== Given data

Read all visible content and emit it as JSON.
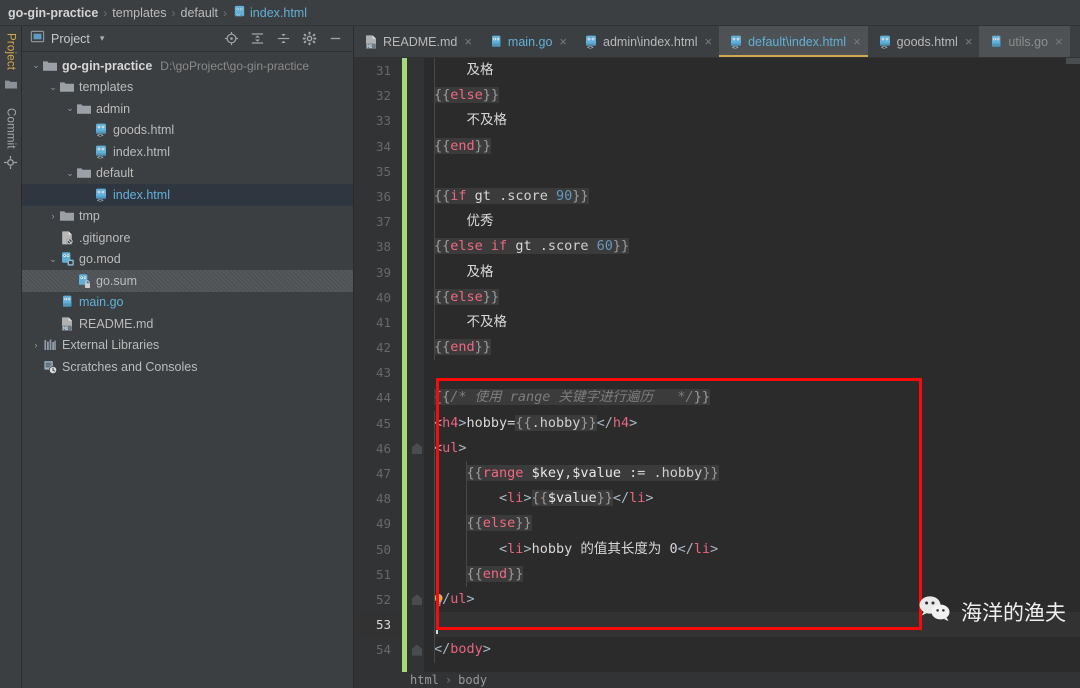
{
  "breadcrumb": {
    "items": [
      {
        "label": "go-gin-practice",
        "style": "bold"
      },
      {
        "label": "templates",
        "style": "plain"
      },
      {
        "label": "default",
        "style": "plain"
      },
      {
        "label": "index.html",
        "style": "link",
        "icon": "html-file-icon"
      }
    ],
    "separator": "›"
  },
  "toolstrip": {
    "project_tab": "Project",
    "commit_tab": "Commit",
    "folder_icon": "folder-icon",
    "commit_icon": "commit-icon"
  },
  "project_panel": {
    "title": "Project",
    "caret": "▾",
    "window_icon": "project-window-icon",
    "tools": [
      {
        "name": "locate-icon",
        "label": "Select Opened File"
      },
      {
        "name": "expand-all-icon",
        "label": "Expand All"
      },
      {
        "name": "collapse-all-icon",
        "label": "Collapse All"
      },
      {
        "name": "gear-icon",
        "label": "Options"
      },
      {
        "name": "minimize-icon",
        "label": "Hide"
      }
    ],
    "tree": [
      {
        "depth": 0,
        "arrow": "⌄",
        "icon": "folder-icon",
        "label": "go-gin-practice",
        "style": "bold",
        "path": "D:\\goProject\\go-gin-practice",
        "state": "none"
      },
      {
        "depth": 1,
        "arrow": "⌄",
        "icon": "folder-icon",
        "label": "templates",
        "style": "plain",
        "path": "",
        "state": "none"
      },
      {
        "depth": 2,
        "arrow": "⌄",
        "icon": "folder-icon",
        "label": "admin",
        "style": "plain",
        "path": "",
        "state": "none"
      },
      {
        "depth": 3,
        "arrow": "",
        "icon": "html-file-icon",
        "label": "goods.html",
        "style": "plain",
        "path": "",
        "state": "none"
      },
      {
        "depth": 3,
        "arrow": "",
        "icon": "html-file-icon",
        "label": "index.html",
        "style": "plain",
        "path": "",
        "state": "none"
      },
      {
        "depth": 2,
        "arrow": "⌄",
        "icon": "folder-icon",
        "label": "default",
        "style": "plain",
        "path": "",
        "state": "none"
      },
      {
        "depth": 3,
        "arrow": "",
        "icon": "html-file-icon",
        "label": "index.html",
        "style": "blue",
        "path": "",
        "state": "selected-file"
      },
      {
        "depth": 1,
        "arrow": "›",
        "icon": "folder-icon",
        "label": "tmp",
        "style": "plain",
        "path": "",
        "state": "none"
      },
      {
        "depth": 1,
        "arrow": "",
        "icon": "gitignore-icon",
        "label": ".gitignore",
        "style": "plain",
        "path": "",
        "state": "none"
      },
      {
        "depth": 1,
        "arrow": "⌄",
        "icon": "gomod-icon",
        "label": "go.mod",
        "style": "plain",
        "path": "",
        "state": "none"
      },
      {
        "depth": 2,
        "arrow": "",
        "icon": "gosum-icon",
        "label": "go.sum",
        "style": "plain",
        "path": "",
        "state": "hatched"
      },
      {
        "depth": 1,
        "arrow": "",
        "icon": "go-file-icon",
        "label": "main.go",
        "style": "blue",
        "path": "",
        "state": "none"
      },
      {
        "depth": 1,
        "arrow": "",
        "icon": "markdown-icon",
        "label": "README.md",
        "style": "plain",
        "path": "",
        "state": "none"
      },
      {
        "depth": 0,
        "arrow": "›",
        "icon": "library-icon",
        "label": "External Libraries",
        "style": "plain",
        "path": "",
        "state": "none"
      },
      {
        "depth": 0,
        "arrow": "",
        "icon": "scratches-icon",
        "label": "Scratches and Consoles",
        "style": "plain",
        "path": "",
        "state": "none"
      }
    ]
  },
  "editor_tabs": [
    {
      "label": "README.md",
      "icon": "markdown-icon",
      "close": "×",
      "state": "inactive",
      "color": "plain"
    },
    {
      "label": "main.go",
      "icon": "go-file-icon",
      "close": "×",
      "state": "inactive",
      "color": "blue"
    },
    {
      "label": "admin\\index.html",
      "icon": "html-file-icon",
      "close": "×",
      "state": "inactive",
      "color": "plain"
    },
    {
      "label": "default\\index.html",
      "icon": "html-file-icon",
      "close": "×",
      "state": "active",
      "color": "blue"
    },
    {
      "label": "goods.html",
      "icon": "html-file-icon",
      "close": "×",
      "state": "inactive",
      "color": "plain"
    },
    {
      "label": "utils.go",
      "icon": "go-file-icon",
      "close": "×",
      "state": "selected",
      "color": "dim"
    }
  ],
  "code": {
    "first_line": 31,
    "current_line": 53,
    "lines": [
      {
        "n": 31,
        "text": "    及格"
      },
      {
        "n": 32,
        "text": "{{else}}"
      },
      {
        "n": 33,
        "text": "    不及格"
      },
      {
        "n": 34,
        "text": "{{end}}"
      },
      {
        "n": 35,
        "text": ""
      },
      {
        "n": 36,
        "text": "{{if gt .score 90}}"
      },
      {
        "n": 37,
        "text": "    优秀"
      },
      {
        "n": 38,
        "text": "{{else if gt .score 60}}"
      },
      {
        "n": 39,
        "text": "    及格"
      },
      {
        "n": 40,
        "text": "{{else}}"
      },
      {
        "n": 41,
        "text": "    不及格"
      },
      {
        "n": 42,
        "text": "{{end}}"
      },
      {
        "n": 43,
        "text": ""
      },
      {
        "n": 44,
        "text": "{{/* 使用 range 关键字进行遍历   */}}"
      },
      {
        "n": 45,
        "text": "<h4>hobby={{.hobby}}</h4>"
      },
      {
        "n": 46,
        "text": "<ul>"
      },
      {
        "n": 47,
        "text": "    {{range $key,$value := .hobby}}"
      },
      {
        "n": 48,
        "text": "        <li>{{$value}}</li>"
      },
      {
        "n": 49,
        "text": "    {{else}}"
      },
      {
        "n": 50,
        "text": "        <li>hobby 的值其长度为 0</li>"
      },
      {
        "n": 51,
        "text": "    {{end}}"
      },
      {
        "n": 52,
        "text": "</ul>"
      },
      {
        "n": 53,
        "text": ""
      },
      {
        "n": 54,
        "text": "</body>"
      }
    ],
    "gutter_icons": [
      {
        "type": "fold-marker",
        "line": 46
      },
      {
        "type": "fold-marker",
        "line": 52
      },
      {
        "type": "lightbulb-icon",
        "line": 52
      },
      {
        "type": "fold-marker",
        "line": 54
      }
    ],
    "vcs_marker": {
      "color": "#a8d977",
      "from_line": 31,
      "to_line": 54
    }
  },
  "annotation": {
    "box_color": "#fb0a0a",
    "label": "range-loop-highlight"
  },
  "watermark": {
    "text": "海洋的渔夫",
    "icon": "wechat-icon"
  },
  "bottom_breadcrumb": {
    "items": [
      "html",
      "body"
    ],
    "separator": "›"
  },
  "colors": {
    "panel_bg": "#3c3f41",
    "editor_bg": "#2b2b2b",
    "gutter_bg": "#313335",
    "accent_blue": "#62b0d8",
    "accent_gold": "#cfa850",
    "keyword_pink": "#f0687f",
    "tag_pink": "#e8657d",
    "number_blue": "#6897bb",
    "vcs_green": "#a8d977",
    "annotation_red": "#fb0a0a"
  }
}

====

Transcribe every entry word for word, but skip the pictures.

Read all visible content and emit it as JSON.
{
  "breadcrumb": {
    "items": [
      {
        "label": "go-gin-practice",
        "style": "bold"
      },
      {
        "label": "templates",
        "style": "plain"
      },
      {
        "label": "default",
        "style": "plain"
      },
      {
        "label": "index.html",
        "style": "link",
        "icon": "html-file-icon"
      }
    ],
    "separator": "›"
  },
  "toolstrip": {
    "project_tab": "Project",
    "commit_tab": "Commit",
    "folder_icon": "folder-icon",
    "commit_icon": "commit-icon"
  },
  "project_panel": {
    "title": "Project",
    "caret": "▾",
    "window_icon": "project-window-icon",
    "tools": [
      {
        "name": "locate-icon",
        "label": "Select Opened File"
      },
      {
        "name": "expand-all-icon",
        "label": "Expand All"
      },
      {
        "name": "collapse-all-icon",
        "label": "Collapse All"
      },
      {
        "name": "gear-icon",
        "label": "Options"
      },
      {
        "name": "minimize-icon",
        "label": "Hide"
      }
    ],
    "tree": [
      {
        "depth": 0,
        "arrow": "⌄",
        "icon": "folder-icon",
        "label": "go-gin-practice",
        "style": "bold",
        "path": "D:\\goProject\\go-gin-practice",
        "state": "none"
      },
      {
        "depth": 1,
        "arrow": "⌄",
        "icon": "folder-icon",
        "label": "templates",
        "style": "plain",
        "path": "",
        "state": "none"
      },
      {
        "depth": 2,
        "arrow": "⌄",
        "icon": "folder-icon",
        "label": "admin",
        "style": "plain",
        "path": "",
        "state": "none"
      },
      {
        "depth": 3,
        "arrow": "",
        "icon": "html-file-icon",
        "label": "goods.html",
        "style": "plain",
        "path": "",
        "state": "none"
      },
      {
        "depth": 3,
        "arrow": "",
        "icon": "html-file-icon",
        "label": "index.html",
        "style": "plain",
        "path": "",
        "state": "none"
      },
      {
        "depth": 2,
        "arrow": "⌄",
        "icon": "folder-icon",
        "label": "default",
        "style": "plain",
        "path": "",
        "state": "none"
      },
      {
        "depth": 3,
        "arrow": "",
        "icon": "html-file-icon",
        "label": "index.html",
        "style": "blue",
        "path": "",
        "state": "selected-file"
      },
      {
        "depth": 1,
        "arrow": "›",
        "icon": "folder-icon",
        "label": "tmp",
        "style": "plain",
        "path": "",
        "state": "none"
      },
      {
        "depth": 1,
        "arrow": "",
        "icon": "gitignore-icon",
        "label": ".gitignore",
        "style": "plain",
        "path": "",
        "state": "none"
      },
      {
        "depth": 1,
        "arrow": "⌄",
        "icon": "gomod-icon",
        "label": "go.mod",
        "style": "plain",
        "path": "",
        "state": "none"
      },
      {
        "depth": 2,
        "arrow": "",
        "icon": "gosum-icon",
        "label": "go.sum",
        "style": "plain",
        "path": "",
        "state": "hatched"
      },
      {
        "depth": 1,
        "arrow": "",
        "icon": "go-file-icon",
        "label": "main.go",
        "style": "blue",
        "path": "",
        "state": "none"
      },
      {
        "depth": 1,
        "arrow": "",
        "icon": "markdown-icon",
        "label": "README.md",
        "style": "plain",
        "path": "",
        "state": "none"
      },
      {
        "depth": 0,
        "arrow": "›",
        "icon": "library-icon",
        "label": "External Libraries",
        "style": "plain",
        "path": "",
        "state": "none"
      },
      {
        "depth": 0,
        "arrow": "",
        "icon": "scratches-icon",
        "label": "Scratches and Consoles",
        "style": "plain",
        "path": "",
        "state": "none"
      }
    ]
  },
  "editor_tabs": [
    {
      "label": "README.md",
      "icon": "markdown-icon",
      "close": "×",
      "state": "inactive",
      "color": "plain"
    },
    {
      "label": "main.go",
      "icon": "go-file-icon",
      "close": "×",
      "state": "inactive",
      "color": "blue"
    },
    {
      "label": "admin\\index.html",
      "icon": "html-file-icon",
      "close": "×",
      "state": "inactive",
      "color": "plain"
    },
    {
      "label": "default\\index.html",
      "icon": "html-file-icon",
      "close": "×",
      "state": "active",
      "color": "blue"
    },
    {
      "label": "goods.html",
      "icon": "html-file-icon",
      "close": "×",
      "state": "inactive",
      "color": "plain"
    },
    {
      "label": "utils.go",
      "icon": "go-file-icon",
      "close": "×",
      "state": "selected",
      "color": "dim"
    }
  ],
  "code": {
    "first_line": 31,
    "current_line": 53,
    "lines": [
      {
        "n": 31,
        "text": "    及格"
      },
      {
        "n": 32,
        "text": "{{else}}"
      },
      {
        "n": 33,
        "text": "    不及格"
      },
      {
        "n": 34,
        "text": "{{end}}"
      },
      {
        "n": 35,
        "text": ""
      },
      {
        "n": 36,
        "text": "{{if gt .score 90}}"
      },
      {
        "n": 37,
        "text": "    优秀"
      },
      {
        "n": 38,
        "text": "{{else if gt .score 60}}"
      },
      {
        "n": 39,
        "text": "    及格"
      },
      {
        "n": 40,
        "text": "{{else}}"
      },
      {
        "n": 41,
        "text": "    不及格"
      },
      {
        "n": 42,
        "text": "{{end}}"
      },
      {
        "n": 43,
        "text": ""
      },
      {
        "n": 44,
        "text": "{{/* 使用 range 关键字进行遍历   */}}"
      },
      {
        "n": 45,
        "text": "<h4>hobby={{.hobby}}</h4>"
      },
      {
        "n": 46,
        "text": "<ul>"
      },
      {
        "n": 47,
        "text": "    {{range $key,$value := .hobby}}"
      },
      {
        "n": 48,
        "text": "        <li>{{$value}}</li>"
      },
      {
        "n": 49,
        "text": "    {{else}}"
      },
      {
        "n": 50,
        "text": "        <li>hobby 的值其长度为 0</li>"
      },
      {
        "n": 51,
        "text": "    {{end}}"
      },
      {
        "n": 52,
        "text": "</ul>"
      },
      {
        "n": 53,
        "text": ""
      },
      {
        "n": 54,
        "text": "</body>"
      }
    ],
    "gutter_icons": [
      {
        "type": "fold-marker",
        "line": 46
      },
      {
        "type": "fold-marker",
        "line": 52
      },
      {
        "type": "lightbulb-icon",
        "line": 52
      },
      {
        "type": "fold-marker",
        "line": 54
      }
    ],
    "vcs_marker": {
      "color": "#a8d977",
      "from_line": 31,
      "to_line": 54
    }
  },
  "annotation": {
    "box_color": "#fb0a0a",
    "label": "range-loop-highlight"
  },
  "watermark": {
    "text": "海洋的渔夫",
    "icon": "wechat-icon"
  },
  "bottom_breadcrumb": {
    "items": [
      "html",
      "body"
    ],
    "separator": "›"
  },
  "colors": {
    "panel_bg": "#3c3f41",
    "editor_bg": "#2b2b2b",
    "gutter_bg": "#313335",
    "accent_blue": "#62b0d8",
    "accent_gold": "#cfa850",
    "keyword_pink": "#f0687f",
    "tag_pink": "#e8657d",
    "number_blue": "#6897bb",
    "vcs_green": "#a8d977",
    "annotation_red": "#fb0a0a"
  }
}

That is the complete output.